>> start DATA EXTRACT

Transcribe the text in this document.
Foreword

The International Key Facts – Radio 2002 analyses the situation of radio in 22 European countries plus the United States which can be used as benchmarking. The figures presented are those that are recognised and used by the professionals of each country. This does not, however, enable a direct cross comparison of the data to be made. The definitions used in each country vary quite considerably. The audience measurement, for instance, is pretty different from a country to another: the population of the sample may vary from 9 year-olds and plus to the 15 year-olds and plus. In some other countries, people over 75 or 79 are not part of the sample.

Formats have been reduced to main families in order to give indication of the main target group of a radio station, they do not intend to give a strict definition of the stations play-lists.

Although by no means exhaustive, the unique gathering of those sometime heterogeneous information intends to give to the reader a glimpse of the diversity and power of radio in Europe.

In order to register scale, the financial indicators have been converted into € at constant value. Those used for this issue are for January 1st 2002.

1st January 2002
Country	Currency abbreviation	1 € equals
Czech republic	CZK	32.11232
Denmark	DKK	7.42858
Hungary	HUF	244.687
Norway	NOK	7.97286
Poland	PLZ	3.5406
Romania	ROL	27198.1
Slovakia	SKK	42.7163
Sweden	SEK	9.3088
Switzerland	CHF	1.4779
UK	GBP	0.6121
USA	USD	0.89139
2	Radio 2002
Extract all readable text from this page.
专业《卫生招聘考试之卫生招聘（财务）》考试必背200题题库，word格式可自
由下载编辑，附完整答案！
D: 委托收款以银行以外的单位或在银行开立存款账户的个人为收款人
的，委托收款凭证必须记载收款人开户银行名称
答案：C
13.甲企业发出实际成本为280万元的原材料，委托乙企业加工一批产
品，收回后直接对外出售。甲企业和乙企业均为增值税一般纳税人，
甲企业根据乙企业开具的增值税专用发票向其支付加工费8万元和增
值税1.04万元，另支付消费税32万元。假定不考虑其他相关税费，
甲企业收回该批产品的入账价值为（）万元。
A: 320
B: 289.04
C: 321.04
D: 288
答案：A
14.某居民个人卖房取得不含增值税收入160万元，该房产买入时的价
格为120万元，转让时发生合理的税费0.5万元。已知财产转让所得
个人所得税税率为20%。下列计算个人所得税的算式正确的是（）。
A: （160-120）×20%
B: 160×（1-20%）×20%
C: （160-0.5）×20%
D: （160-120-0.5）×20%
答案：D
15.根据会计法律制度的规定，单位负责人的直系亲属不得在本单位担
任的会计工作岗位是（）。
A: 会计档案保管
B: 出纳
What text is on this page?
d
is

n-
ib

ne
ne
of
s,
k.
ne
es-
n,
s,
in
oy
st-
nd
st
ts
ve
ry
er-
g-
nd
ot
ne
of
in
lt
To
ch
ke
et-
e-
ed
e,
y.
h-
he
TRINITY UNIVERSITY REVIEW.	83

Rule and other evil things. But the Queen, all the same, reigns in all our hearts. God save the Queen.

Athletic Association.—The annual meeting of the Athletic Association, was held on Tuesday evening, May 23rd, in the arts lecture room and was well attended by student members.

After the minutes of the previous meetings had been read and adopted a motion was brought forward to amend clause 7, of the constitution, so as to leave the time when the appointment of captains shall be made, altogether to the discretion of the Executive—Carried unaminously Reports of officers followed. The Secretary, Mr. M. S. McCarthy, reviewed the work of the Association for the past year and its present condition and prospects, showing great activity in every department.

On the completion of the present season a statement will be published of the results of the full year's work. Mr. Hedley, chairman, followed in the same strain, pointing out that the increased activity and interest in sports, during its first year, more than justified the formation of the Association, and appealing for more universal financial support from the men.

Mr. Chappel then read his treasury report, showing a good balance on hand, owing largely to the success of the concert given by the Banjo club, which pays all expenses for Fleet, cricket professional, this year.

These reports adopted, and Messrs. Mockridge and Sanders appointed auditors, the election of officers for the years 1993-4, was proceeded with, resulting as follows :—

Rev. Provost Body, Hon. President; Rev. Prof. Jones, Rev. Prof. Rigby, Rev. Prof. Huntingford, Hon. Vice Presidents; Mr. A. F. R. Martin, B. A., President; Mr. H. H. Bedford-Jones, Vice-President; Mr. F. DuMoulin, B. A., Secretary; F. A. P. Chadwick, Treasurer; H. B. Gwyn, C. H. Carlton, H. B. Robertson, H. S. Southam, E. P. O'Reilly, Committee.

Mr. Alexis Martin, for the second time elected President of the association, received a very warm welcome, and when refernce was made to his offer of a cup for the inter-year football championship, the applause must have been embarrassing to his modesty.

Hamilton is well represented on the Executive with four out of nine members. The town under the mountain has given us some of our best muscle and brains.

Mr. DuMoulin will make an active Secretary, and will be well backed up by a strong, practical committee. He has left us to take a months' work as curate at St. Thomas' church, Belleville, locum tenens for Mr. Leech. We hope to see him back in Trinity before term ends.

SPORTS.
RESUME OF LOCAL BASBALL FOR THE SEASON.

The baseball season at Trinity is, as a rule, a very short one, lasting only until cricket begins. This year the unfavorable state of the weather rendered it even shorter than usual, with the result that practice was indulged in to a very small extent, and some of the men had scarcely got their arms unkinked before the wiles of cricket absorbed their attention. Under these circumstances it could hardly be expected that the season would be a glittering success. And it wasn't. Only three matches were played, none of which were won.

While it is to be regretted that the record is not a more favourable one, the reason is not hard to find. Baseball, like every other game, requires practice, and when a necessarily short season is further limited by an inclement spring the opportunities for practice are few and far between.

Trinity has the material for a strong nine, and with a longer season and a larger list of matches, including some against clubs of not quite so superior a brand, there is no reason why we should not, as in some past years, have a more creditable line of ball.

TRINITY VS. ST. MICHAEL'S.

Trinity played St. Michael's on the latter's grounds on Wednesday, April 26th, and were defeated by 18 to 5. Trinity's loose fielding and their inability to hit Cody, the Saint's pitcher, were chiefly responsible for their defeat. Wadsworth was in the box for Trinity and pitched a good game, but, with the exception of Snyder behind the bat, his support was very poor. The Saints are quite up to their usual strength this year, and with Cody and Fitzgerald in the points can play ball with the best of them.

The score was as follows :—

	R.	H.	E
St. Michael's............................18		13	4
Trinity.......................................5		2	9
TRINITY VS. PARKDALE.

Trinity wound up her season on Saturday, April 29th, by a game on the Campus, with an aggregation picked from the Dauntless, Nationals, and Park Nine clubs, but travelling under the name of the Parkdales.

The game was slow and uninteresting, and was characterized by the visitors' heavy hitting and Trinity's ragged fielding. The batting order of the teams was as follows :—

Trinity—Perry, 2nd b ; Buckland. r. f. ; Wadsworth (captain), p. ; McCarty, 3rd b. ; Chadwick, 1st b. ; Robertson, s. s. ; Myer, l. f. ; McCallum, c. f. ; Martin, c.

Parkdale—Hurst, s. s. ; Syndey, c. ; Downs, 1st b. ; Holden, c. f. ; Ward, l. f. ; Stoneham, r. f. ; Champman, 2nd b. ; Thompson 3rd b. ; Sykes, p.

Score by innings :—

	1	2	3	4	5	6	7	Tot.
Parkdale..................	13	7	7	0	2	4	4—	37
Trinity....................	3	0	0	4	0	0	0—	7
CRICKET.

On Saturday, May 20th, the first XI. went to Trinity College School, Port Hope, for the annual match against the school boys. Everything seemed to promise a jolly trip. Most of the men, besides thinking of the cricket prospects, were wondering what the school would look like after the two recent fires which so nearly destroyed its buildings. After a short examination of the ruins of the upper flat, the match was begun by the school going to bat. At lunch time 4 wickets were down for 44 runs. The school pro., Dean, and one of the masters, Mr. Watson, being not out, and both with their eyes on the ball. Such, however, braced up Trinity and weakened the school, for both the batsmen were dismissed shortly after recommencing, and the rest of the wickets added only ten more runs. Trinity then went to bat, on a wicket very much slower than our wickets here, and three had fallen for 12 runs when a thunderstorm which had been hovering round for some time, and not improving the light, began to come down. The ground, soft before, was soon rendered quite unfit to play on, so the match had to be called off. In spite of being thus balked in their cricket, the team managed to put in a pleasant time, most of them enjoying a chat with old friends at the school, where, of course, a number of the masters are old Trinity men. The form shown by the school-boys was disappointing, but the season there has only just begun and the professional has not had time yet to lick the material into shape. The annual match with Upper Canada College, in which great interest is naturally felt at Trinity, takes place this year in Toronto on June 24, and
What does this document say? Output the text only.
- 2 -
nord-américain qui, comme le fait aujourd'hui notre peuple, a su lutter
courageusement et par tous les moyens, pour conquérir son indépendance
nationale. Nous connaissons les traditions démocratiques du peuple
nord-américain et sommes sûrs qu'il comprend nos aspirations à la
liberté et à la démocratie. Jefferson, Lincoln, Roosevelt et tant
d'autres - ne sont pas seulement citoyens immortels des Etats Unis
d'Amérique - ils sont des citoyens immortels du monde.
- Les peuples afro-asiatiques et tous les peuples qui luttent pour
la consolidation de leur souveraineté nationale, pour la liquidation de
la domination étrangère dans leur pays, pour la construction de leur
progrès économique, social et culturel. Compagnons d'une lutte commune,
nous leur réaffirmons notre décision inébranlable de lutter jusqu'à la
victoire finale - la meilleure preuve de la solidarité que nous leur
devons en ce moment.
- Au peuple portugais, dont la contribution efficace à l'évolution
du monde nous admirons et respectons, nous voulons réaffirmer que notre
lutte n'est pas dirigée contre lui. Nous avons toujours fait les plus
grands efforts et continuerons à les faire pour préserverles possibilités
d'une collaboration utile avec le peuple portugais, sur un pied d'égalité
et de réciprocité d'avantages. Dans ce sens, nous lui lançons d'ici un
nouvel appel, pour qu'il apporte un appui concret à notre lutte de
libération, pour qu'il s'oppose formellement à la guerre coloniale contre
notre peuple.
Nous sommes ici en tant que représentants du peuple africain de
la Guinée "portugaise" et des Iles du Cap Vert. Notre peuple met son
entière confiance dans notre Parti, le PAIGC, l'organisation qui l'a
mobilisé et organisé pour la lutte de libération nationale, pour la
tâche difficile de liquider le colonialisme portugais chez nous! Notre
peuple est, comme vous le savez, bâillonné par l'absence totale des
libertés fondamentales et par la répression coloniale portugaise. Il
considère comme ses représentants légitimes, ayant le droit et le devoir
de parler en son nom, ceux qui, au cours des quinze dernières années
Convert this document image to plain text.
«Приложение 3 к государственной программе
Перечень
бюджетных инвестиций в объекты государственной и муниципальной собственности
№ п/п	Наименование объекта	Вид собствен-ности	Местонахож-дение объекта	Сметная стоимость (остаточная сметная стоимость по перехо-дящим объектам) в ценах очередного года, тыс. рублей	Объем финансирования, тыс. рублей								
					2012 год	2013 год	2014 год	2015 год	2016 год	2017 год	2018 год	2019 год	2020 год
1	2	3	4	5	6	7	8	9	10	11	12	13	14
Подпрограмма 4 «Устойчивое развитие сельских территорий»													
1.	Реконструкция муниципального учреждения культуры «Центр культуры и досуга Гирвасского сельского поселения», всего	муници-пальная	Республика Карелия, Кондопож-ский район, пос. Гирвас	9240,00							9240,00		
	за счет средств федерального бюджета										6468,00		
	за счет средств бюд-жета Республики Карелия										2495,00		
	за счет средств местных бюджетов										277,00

>> end DATA EXTRACT

▶ [EXERCISE DESCRIPTION] Nothing but the lines from the one with "Convert this document image to plain text." through the last line should be repeated, each exactly as it stands.

▶ [EXPECTED ANSWER]
Convert this document image to plain text.
«Приложение 3 к государственной программе
Перечень
бюджетных инвестиций в объекты государственной и муниципальной собственности
№ п/п	Наименование объекта	Вид собствен-ности	Местонахож-дение объекта	Сметная стоимость (остаточная сметная стоимость по перехо-дящим объектам) в ценах очередного года, тыс. рублей	Объем финансирования, тыс. рублей								
					2012 год	2013 год	2014 год	2015 год	2016 год	2017 год	2018 год	2019 год	2020 год
1	2	3	4	5	6	7	8	9	10	11	12	13	14
Подпрограмма 4 «Устойчивое развитие сельских территорий»													
1.	Реконструкция муниципального учреждения культуры «Центр культуры и досуга Гирвасского сельского поселения», всего	муници-пальная	Республика Карелия, Кондопож-ский район, пос. Гирвас	9240,00							9240,00		
	за счет средств федерального бюджета										6468,00		
	за счет средств бюд-жета Республики Карелия										2495,00		
	за счет средств местных бюджетов										277,00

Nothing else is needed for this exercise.